## Given exercise
Give a verbatim quotation of every record.

A block of data

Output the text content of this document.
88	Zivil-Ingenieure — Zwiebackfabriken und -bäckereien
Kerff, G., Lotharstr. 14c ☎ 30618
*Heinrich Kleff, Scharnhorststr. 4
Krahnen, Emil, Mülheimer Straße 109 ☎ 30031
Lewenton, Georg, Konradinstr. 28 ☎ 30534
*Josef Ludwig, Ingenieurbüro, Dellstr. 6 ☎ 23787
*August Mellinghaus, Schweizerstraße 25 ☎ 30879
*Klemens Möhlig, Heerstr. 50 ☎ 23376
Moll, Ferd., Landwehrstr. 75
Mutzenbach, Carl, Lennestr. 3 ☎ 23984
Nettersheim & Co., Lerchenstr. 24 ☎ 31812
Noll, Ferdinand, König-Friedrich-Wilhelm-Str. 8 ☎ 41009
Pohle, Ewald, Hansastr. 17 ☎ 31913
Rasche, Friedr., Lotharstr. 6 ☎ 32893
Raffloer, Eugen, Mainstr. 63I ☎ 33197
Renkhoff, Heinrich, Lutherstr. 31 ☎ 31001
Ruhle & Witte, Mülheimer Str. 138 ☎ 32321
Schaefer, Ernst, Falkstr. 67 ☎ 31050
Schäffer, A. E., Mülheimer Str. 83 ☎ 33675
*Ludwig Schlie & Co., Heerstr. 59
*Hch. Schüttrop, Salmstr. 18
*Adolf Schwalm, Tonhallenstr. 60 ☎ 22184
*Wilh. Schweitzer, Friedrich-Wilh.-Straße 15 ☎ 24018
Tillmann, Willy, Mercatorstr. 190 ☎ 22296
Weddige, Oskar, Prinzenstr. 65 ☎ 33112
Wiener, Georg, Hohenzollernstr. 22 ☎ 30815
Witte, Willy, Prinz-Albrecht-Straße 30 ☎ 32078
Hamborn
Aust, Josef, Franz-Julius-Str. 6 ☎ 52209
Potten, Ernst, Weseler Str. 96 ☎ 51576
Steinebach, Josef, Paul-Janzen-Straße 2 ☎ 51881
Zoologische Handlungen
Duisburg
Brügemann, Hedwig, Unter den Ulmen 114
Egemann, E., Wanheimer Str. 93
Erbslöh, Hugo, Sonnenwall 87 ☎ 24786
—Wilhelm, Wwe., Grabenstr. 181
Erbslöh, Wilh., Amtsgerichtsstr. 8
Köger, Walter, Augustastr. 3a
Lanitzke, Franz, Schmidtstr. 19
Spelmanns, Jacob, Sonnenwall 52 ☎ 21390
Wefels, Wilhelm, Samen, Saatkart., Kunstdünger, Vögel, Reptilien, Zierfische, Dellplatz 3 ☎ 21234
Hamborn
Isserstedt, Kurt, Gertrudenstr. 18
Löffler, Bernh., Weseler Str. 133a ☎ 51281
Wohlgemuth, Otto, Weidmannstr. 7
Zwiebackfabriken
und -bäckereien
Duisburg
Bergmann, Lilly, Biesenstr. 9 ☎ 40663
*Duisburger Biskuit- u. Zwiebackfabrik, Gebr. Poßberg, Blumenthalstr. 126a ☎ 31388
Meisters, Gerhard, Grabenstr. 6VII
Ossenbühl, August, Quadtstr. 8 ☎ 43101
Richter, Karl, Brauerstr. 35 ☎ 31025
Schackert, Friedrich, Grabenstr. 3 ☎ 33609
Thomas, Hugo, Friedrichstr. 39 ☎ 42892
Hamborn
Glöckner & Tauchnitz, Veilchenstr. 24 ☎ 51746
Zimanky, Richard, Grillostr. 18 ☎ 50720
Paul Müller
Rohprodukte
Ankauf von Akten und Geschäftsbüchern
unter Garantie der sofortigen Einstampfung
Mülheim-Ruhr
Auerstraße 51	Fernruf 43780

## Reply to the exercise
Output the text content of this document.
88	Zivil-Ingenieure — Zwiebackfabriken und -bäckereien
Kerff, G., Lotharstr. 14c ☎ 30618
*Heinrich Kleff, Scharnhorststr. 4
Krahnen, Emil, Mülheimer Straße 109 ☎ 30031
Lewenton, Georg, Konradinstr. 28 ☎ 30534
*Josef Ludwig, Ingenieurbüro, Dellstr. 6 ☎ 23787
*August Mellinghaus, Schweizerstraße 25 ☎ 30879
*Klemens Möhlig, Heerstr. 50 ☎ 23376
Moll, Ferd., Landwehrstr. 75
Mutzenbach, Carl, Lennestr. 3 ☎ 23984
Nettersheim & Co., Lerchenstr. 24 ☎ 31812
Noll, Ferdinand, König-Friedrich-Wilhelm-Str. 8 ☎ 41009
Pohle, Ewald, Hansastr. 17 ☎ 31913
Rasche, Friedr., Lotharstr. 6 ☎ 32893
Raffloer, Eugen, Mainstr. 63I ☎ 33197
Renkhoff, Heinrich, Lutherstr. 31 ☎ 31001
Ruhle & Witte, Mülheimer Str. 138 ☎ 32321
Schaefer, Ernst, Falkstr. 67 ☎ 31050
Schäffer, A. E., Mülheimer Str. 83 ☎ 33675
*Ludwig Schlie & Co., Heerstr. 59
*Hch. Schüttrop, Salmstr. 18
*Adolf Schwalm, Tonhallenstr. 60 ☎ 22184
*Wilh. Schweitzer, Friedrich-Wilh.-Straße 15 ☎ 24018
Tillmann, Willy, Mercatorstr. 190 ☎ 22296
Weddige, Oskar, Prinzenstr. 65 ☎ 33112
Wiener, Georg, Hohenzollernstr. 22 ☎ 30815
Witte, Willy, Prinz-Albrecht-Straße 30 ☎ 32078
Hamborn
Aust, Josef, Franz-Julius-Str. 6 ☎ 52209
Potten, Ernst, Weseler Str. 96 ☎ 51576
Steinebach, Josef, Paul-Janzen-Straße 2 ☎ 51881
Zoologische Handlungen
Duisburg
Brügemann, Hedwig, Unter den Ulmen 114
Egemann, E., Wanheimer Str. 93
Erbslöh, Hugo, Sonnenwall 87 ☎ 24786
—Wilhelm, Wwe., Grabenstr. 181
Erbslöh, Wilh., Amtsgerichtsstr. 8
Köger, Walter, Augustastr. 3a
Lanitzke, Franz, Schmidtstr. 19
Spelmanns, Jacob, Sonnenwall 52 ☎ 21390
Wefels, Wilhelm, Samen, Saatkart., Kunstdünger, Vögel, Reptilien, Zierfische, Dellplatz 3 ☎ 21234
Hamborn
Isserstedt, Kurt, Gertrudenstr. 18
Löffler, Bernh., Weseler Str. 133a ☎ 51281
Wohlgemuth, Otto, Weidmannstr. 7
Zwiebackfabriken
und -bäckereien
Duisburg
Bergmann, Lilly, Biesenstr. 9 ☎ 40663
*Duisburger Biskuit- u. Zwiebackfabrik, Gebr. Poßberg, Blumenthalstr. 126a ☎ 31388
Meisters, Gerhard, Grabenstr. 6VII
Ossenbühl, August, Quadtstr. 8 ☎ 43101
Richter, Karl, Brauerstr. 35 ☎ 31025
Schackert, Friedrich, Grabenstr. 3 ☎ 33609
Thomas, Hugo, Friedrichstr. 39 ☎ 42892
Hamborn
Glöckner & Tauchnitz, Veilchenstr. 24 ☎ 51746
Zimanky, Richard, Grillostr. 18 ☎ 50720
Paul Müller
Rohprodukte
Ankauf von Akten und Geschäftsbüchern
unter Garantie der sofortigen Einstampfung
Mülheim-Ruhr
Auerstraße 51	Fernruf 43780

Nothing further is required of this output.